**SET PROBLEM:** Transcribe each of the records below exactly, excluding all pictures.

## begin

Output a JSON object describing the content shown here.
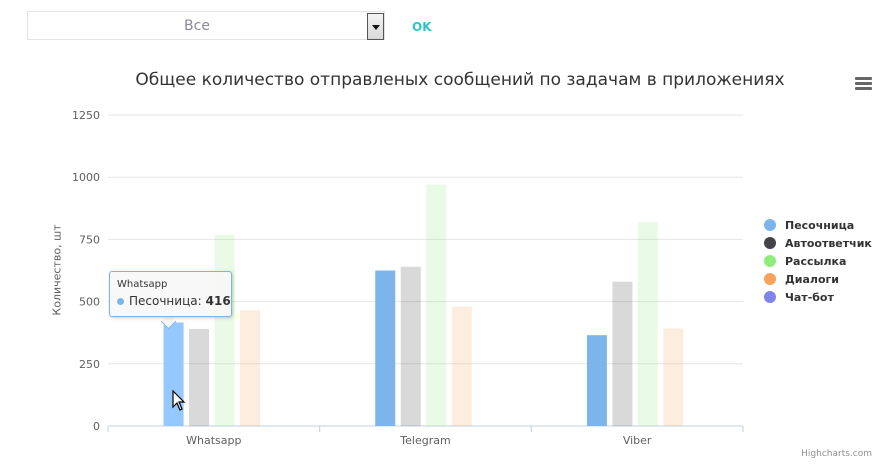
{
  "filter": {
    "selected": "Все",
    "ok_label": "OK"
  },
  "colors": {
    "Песочница": "#7cb5ec",
    "Автоответчик": "#434348",
    "Рассылка": "#90ed7d",
    "Диалоги": "#f7a35c",
    "Чат-бот": "#8085e9"
  },
  "chart_data": {
    "type": "bar",
    "title": "Общее количество отправленых сообщений по задачам в приложениях",
    "xlabel": "",
    "ylabel": "Количество, шт",
    "ylim": [
      0,
      1250
    ],
    "yticks": [
      0,
      250,
      500,
      750,
      1000,
      1250
    ],
    "categories": [
      "Whatsapp",
      "Telegram",
      "Viber"
    ],
    "series": [
      {
        "name": "Песочница",
        "values": [
          416,
          625,
          365
        ]
      },
      {
        "name": "Автоответчик",
        "values": [
          390,
          640,
          580
        ]
      },
      {
        "name": "Рассылка",
        "values": [
          768,
          970,
          820
        ]
      },
      {
        "name": "Диалоги",
        "values": [
          465,
          480,
          392
        ]
      },
      {
        "name": "Чат-бот",
        "values": [
          0,
          0,
          0
        ]
      }
    ],
    "legend_position": "right",
    "grid": true,
    "hovered_category": "Whatsapp",
    "hovered_series": "Песочница"
  },
  "tooltip": {
    "header": "Whatsapp",
    "series": "Песочница",
    "value": "416"
  },
  "credits": "Highcharts.com"
}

## end

**EXERCISE SOLUTION:**
Output a JSON object describing the content shown here.
{
  "filter": {
    "selected": "Все",
    "ok_label": "OK"
  },
  "colors": {
    "Песочница": "#7cb5ec",
    "Автоответчик": "#434348",
    "Рассылка": "#90ed7d",
    "Диалоги": "#f7a35c",
    "Чат-бот": "#8085e9"
  },
  "chart_data": {
    "type": "bar",
    "title": "Общее количество отправленых сообщений по задачам в приложениях",
    "xlabel": "",
    "ylabel": "Количество, шт",
    "ylim": [
      0,
      1250
    ],
    "yticks": [
      0,
      250,
      500,
      750,
      1000,
      1250
    ],
    "categories": [
      "Whatsapp",
      "Telegram",
      "Viber"
    ],
    "series": [
      {
        "name": "Песочница",
        "values": [
          416,
          625,
          365
        ]
      },
      {
        "name": "Автоответчик",
        "values": [
          390,
          640,
          580
        ]
      },
      {
        "name": "Рассылка",
        "values": [
          768,
          970,
          820
        ]
      },
      {
        "name": "Диалоги",
        "values": [
          465,
          480,
          392
        ]
      },
      {
        "name": "Чат-бот",
        "values": [
          0,
          0,
          0
        ]
      }
    ],
    "legend_position": "right",
    "grid": true,
    "hovered_category": "Whatsapp",
    "hovered_series": "Песочница"
  },
  "tooltip": {
    "header": "Whatsapp",
    "series": "Песочница",
    "value": "416"
  },
  "credits": "Highcharts.com"
}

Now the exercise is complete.